Written instruction:
Check every line of the entries that follow, and copy the ones containing "down".

Data for the task:
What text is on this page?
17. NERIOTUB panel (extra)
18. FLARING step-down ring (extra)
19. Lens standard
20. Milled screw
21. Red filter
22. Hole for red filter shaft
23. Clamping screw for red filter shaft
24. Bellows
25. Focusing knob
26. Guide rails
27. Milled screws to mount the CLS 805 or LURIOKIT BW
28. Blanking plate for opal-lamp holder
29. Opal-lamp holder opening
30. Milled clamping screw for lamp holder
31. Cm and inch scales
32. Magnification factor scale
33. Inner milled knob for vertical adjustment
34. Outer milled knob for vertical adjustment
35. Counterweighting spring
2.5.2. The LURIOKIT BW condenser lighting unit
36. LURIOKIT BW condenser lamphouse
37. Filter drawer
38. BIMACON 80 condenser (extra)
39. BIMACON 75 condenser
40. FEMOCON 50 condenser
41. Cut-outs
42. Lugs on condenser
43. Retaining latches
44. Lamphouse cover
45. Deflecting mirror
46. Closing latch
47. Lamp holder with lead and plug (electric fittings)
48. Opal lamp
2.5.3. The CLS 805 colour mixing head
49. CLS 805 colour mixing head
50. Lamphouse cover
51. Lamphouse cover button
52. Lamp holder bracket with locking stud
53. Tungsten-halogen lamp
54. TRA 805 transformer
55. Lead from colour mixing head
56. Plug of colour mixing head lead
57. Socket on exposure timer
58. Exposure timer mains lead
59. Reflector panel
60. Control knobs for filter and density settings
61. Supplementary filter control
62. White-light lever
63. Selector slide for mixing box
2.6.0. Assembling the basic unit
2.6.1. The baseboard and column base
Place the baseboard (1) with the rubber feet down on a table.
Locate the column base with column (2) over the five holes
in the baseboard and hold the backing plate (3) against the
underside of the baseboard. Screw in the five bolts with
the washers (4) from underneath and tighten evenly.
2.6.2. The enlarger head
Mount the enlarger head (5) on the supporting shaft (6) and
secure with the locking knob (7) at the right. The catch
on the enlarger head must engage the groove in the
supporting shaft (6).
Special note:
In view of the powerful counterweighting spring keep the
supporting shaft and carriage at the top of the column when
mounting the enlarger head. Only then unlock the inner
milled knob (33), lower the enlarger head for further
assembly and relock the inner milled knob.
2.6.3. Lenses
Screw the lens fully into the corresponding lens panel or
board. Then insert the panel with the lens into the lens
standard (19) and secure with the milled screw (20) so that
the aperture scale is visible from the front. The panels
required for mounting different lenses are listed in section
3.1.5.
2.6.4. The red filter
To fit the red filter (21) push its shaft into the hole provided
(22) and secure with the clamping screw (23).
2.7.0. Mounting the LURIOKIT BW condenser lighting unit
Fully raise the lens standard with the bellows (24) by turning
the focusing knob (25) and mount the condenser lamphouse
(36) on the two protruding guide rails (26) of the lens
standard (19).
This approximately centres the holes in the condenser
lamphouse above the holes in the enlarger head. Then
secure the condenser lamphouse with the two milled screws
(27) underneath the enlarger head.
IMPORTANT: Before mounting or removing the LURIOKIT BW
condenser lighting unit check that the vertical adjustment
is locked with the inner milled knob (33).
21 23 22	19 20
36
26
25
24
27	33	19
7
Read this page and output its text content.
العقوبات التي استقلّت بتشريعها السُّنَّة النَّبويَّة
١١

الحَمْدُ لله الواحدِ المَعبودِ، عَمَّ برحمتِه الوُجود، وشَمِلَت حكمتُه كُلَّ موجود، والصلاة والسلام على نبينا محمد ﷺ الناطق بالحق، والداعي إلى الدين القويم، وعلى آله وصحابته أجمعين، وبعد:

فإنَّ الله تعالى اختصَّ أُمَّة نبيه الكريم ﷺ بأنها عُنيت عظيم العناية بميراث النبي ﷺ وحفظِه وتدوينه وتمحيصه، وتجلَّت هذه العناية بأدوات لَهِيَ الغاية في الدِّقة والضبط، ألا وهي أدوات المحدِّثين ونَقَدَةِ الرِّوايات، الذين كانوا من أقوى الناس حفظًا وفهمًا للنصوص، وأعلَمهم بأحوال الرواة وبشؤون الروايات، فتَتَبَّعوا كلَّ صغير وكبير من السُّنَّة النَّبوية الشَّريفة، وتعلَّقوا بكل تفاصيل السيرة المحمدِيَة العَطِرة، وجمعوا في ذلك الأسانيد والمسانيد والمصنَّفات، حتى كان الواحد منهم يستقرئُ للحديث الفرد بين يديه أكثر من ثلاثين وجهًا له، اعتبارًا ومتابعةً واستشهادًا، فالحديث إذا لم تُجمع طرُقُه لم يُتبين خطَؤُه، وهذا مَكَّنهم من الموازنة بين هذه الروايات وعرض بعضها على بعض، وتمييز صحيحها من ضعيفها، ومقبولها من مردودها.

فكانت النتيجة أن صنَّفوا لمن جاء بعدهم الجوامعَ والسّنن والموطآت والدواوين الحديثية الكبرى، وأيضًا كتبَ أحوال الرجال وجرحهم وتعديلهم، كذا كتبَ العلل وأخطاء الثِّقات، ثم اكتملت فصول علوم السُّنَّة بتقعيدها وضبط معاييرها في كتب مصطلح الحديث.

Written reply:
18. FLARING step-down ring (extra)
Place the baseboard (1) with the rubber feet down on a table.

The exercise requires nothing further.